■ EXERCISE BRIEF:
Nothing but the lines from the one containing "Serialize everything readable" through the last line of the records below should be copied, exactly and without pictures.

——

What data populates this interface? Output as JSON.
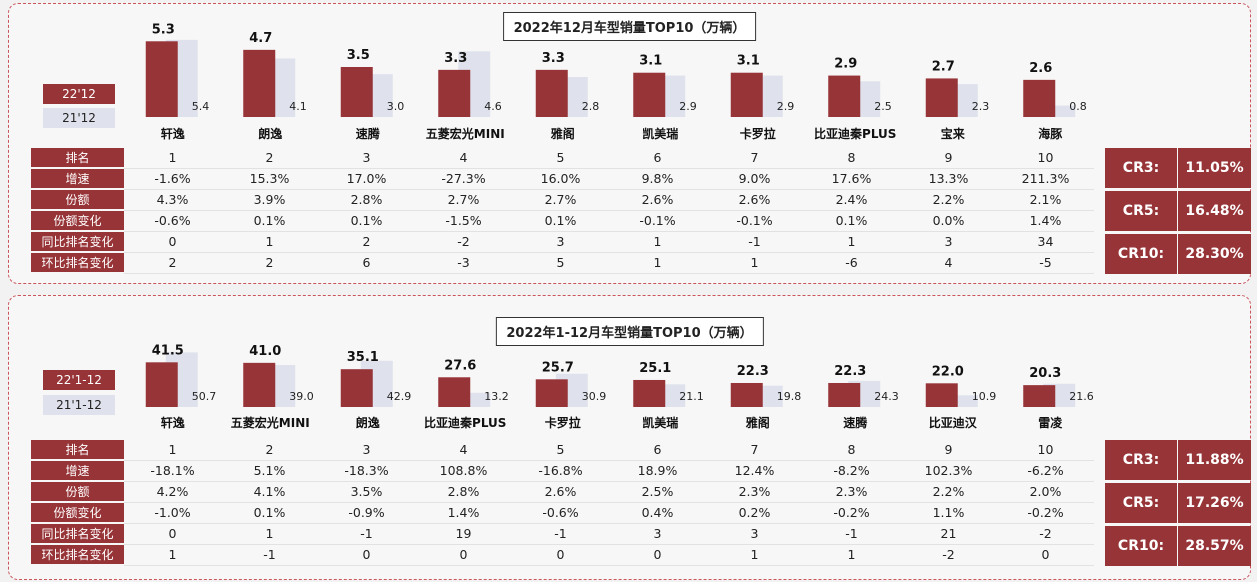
{
  "colors": {
    "current": "#973438",
    "previous": "#dfe2ec"
  },
  "charts": [
    {
      "title": "2022年12月车型销量TOP10（万辆）",
      "legend": {
        "current": "22'12",
        "previous": "21'12"
      },
      "row_labels": [
        "排名",
        "增速",
        "份额",
        "份额变化",
        "同比排名变化",
        "环比排名变化"
      ],
      "rows": [
        [
          "1",
          "2",
          "3",
          "4",
          "5",
          "6",
          "7",
          "8",
          "9",
          "10"
        ],
        [
          "-1.6%",
          "15.3%",
          "17.0%",
          "-27.3%",
          "16.0%",
          "9.8%",
          "9.0%",
          "17.6%",
          "13.3%",
          "211.3%"
        ],
        [
          "4.3%",
          "3.9%",
          "2.8%",
          "2.7%",
          "2.7%",
          "2.6%",
          "2.6%",
          "2.4%",
          "2.2%",
          "2.1%"
        ],
        [
          "-0.6%",
          "0.1%",
          "0.1%",
          "-1.5%",
          "0.1%",
          "-0.1%",
          "-0.1%",
          "0.1%",
          "0.0%",
          "1.4%"
        ],
        [
          "0",
          "1",
          "2",
          "-2",
          "3",
          "1",
          "-1",
          "1",
          "3",
          "34"
        ],
        [
          "2",
          "2",
          "6",
          "-3",
          "5",
          "1",
          "1",
          "-6",
          "4",
          "-5"
        ]
      ],
      "cr": [
        {
          "label": "CR3:",
          "value": "11.05%"
        },
        {
          "label": "CR5:",
          "value": "16.48%"
        },
        {
          "label": "CR10:",
          "value": "28.30%"
        }
      ]
    },
    {
      "title": "2022年1-12月车型销量TOP10（万辆）",
      "legend": {
        "current": "22'1-12",
        "previous": "21'1-12"
      },
      "row_labels": [
        "排名",
        "增速",
        "份额",
        "份额变化",
        "同比排名变化",
        "环比排名变化"
      ],
      "rows": [
        [
          "1",
          "2",
          "3",
          "4",
          "5",
          "6",
          "7",
          "8",
          "9",
          "10"
        ],
        [
          "-18.1%",
          "5.1%",
          "-18.3%",
          "108.8%",
          "-16.8%",
          "18.9%",
          "12.4%",
          "-8.2%",
          "102.3%",
          "-6.2%"
        ],
        [
          "4.2%",
          "4.1%",
          "3.5%",
          "2.8%",
          "2.6%",
          "2.5%",
          "2.3%",
          "2.3%",
          "2.2%",
          "2.0%"
        ],
        [
          "-1.0%",
          "0.1%",
          "-0.9%",
          "1.4%",
          "-0.6%",
          "0.4%",
          "0.2%",
          "-0.2%",
          "1.1%",
          "-0.2%"
        ],
        [
          "0",
          "1",
          "-1",
          "19",
          "-1",
          "3",
          "3",
          "-1",
          "21",
          "-2"
        ],
        [
          "1",
          "-1",
          "0",
          "0",
          "0",
          "0",
          "1",
          "1",
          "-2",
          "0"
        ]
      ],
      "cr": [
        {
          "label": "CR3:",
          "value": "11.88%"
        },
        {
          "label": "CR5:",
          "value": "17.26%"
        },
        {
          "label": "CR10:",
          "value": "28.57%"
        }
      ]
    }
  ],
  "chart_data": [
    {
      "type": "bar",
      "title": "2022年12月车型销量TOP10（万辆）",
      "categories": [
        "轩逸",
        "朗逸",
        "速腾",
        "五菱宏光MINI",
        "雅阁",
        "凯美瑞",
        "卡罗拉",
        "比亚迪秦PLUS",
        "宝来",
        "海豚"
      ],
      "series": [
        {
          "name": "22'12",
          "values": [
            5.3,
            4.7,
            3.5,
            3.3,
            3.3,
            3.1,
            3.1,
            2.9,
            2.7,
            2.6
          ]
        },
        {
          "name": "21'12",
          "values": [
            5.4,
            4.1,
            3.0,
            4.6,
            2.8,
            2.9,
            2.9,
            2.5,
            2.3,
            0.8
          ]
        }
      ],
      "ylim": [
        0,
        5.6
      ]
    },
    {
      "type": "bar",
      "title": "2022年1-12月车型销量TOP10（万辆）",
      "categories": [
        "轩逸",
        "五菱宏光MINI",
        "朗逸",
        "比亚迪秦PLUS",
        "卡罗拉",
        "凯美瑞",
        "雅阁",
        "速腾",
        "比亚迪汉",
        "雷凌"
      ],
      "series": [
        {
          "name": "22'1-12",
          "values": [
            41.5,
            41.0,
            35.1,
            27.6,
            25.7,
            25.1,
            22.3,
            22.3,
            22.0,
            20.3
          ]
        },
        {
          "name": "21'1-12",
          "values": [
            50.7,
            39.0,
            42.9,
            13.2,
            30.9,
            21.1,
            19.8,
            24.3,
            10.9,
            21.6
          ]
        }
      ],
      "ylim": [
        0,
        52
      ]
    }
  ]
}
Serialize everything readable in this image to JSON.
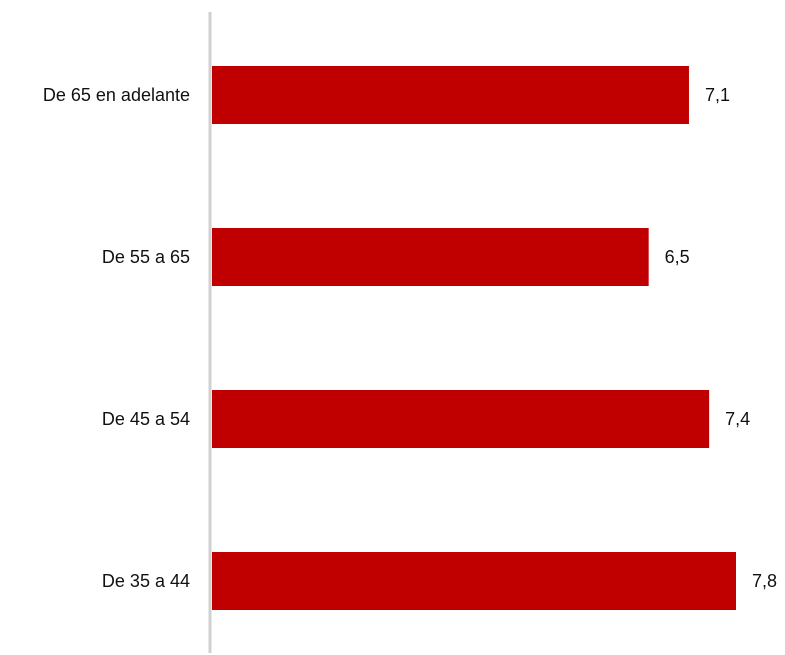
{
  "chart_data": {
    "type": "bar",
    "orientation": "horizontal",
    "categories": [
      "De 65 en adelante",
      "De 55 a 65",
      "De 45 a 54",
      "De 35 a 44"
    ],
    "values": [
      7.1,
      6.5,
      7.4,
      7.8
    ],
    "value_labels": [
      "7,1",
      "6,5",
      "7,4",
      "7,8"
    ],
    "title": "",
    "xlabel": "",
    "ylabel": "",
    "xlim": [
      0,
      7.8
    ],
    "grid": false,
    "legend": "none",
    "bar_color": "#c00000",
    "axis_color": "#d0d0d0"
  }
}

——

■ SOLUTION:
Serialize everything readable in this image to JSON.
{
  "chart_data": {
    "type": "bar",
    "orientation": "horizontal",
    "categories": [
      "De 65 en adelante",
      "De 55 a 65",
      "De 45 a 54",
      "De 35 a 44"
    ],
    "values": [
      7.1,
      6.5,
      7.4,
      7.8
    ],
    "value_labels": [
      "7,1",
      "6,5",
      "7,4",
      "7,8"
    ],
    "title": "",
    "xlabel": "",
    "ylabel": "",
    "xlim": [
      0,
      7.8
    ],
    "grid": false,
    "legend": "none",
    "bar_color": "#c00000",
    "axis_color": "#d0d0d0"
  }
}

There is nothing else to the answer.